-- Start of Material supplied --
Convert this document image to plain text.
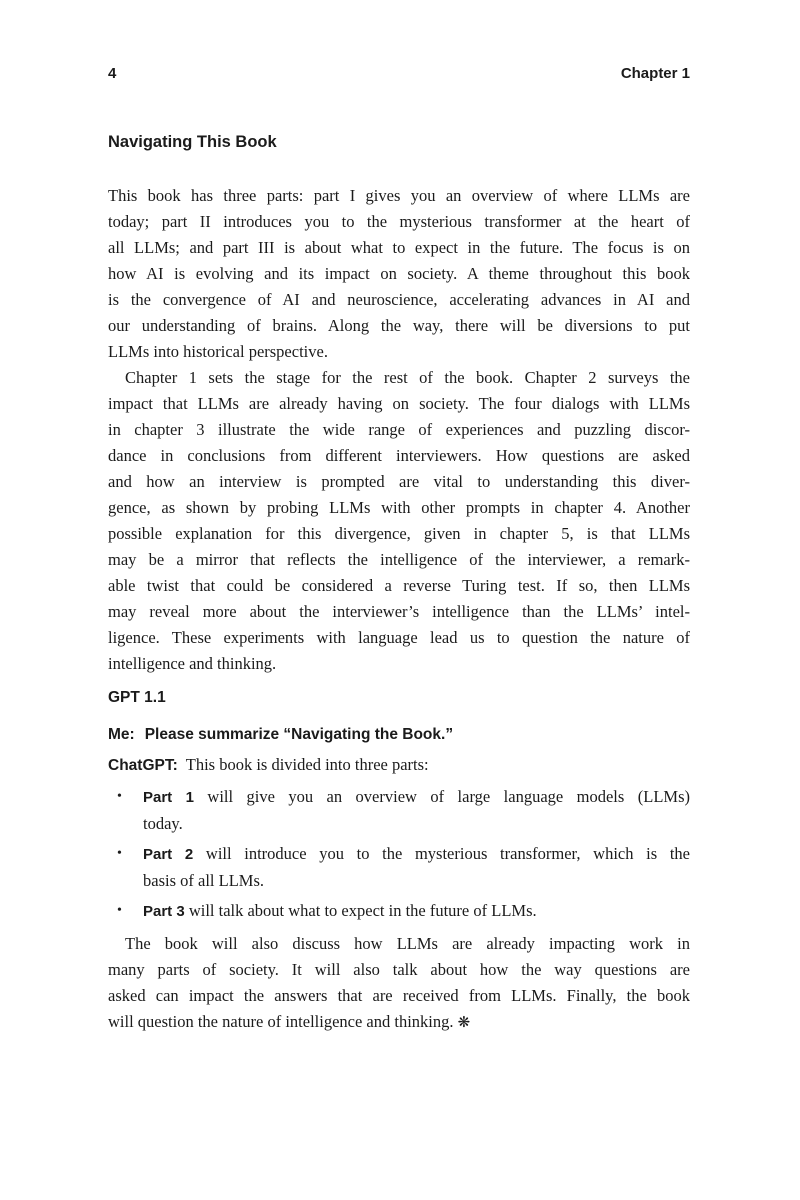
4	Chapter 1
Navigating This Book
This book has three parts: part I gives you an overview of where LLMs are
today; part II introduces you to the mysterious transformer at the heart of
all LLMs; and part III is about what to expect in the future. The focus is on
how AI is evolving and its impact on society. A theme throughout this book
is the convergence of AI and neuroscience, accelerating advances in AI and
our understanding of brains. Along the way, there will be diversions to put
LLMs into historical perspective.
Chapter 1 sets the stage for the rest of the book. Chapter 2 surveys the
impact that LLMs are already having on society. The four dialogs with LLMs
in chapter 3 illustrate the wide range of experiences and puzzling discor-
dance in conclusions from different interviewers. How questions are asked
and how an interview is prompted are vital to understanding this diver-
gence, as shown by probing LLMs with other prompts in chapter 4. Another
possible explanation for this divergence, given in chapter 5, is that LLMs
may be a mirror that reflects the intelligence of the interviewer, a remark-
able twist that could be considered a reverse Turing test. If so, then LLMs
may reveal more about the interviewer’s intelligence than the LLMs’ intel-
ligence. These experiments with language lead us to question the nature of
intelligence and thinking.
GPT 1.1
Me: Please summarize “Navigating the Book.”
ChatGPT: This book is divided into three parts:
• Part 1 will give you an overview of large language models (LLMs)
today.
• Part 2 will introduce you to the mysterious transformer, which is the
basis of all LLMs.
• Part 3 will talk about what to expect in the future of LLMs.
The book will also discuss how LLMs are already impacting work in
many parts of society. It will also talk about how the way questions are
asked can impact the answers that are received from LLMs. Finally, the book
will question the nature of intelligence and thinking. ❋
-- End of Material supplied --
▶ _Given instruction_
Restate each entry word for word, leaving out any pictures.

▶ _Solution for this task_
Convert this document image to plain text.
4	Chapter 1
Navigating This Book
This book has three parts: part I gives you an overview of where LLMs are
today; part II introduces you to the mysterious transformer at the heart of
all LLMs; and part III is about what to expect in the future. The focus is on
how AI is evolving and its impact on society. A theme throughout this book
is the convergence of AI and neuroscience, accelerating advances in AI and
our understanding of brains. Along the way, there will be diversions to put
LLMs into historical perspective.
Chapter 1 sets the stage for the rest of the book. Chapter 2 surveys the
impact that LLMs are already having on society. The four dialogs with LLMs
in chapter 3 illustrate the wide range of experiences and puzzling discor-
dance in conclusions from different interviewers. How questions are asked
and how an interview is prompted are vital to understanding this diver-
gence, as shown by probing LLMs with other prompts in chapter 4. Another
possible explanation for this divergence, given in chapter 5, is that LLMs
may be a mirror that reflects the intelligence of the interviewer, a remark-
able twist that could be considered a reverse Turing test. If so, then LLMs
may reveal more about the interviewer’s intelligence than the LLMs’ intel-
ligence. These experiments with language lead us to question the nature of
intelligence and thinking.
GPT 1.1
Me: Please summarize “Navigating the Book.”
ChatGPT: This book is divided into three parts:
• Part 1 will give you an overview of large language models (LLMs)
today.
• Part 2 will introduce you to the mysterious transformer, which is the
basis of all LLMs.
• Part 3 will talk about what to expect in the future of LLMs.
The book will also discuss how LLMs are already impacting work in
many parts of society. It will also talk about how the way questions are
asked can impact the answers that are received from LLMs. Finally, the book
will question the nature of intelligence and thinking. ❋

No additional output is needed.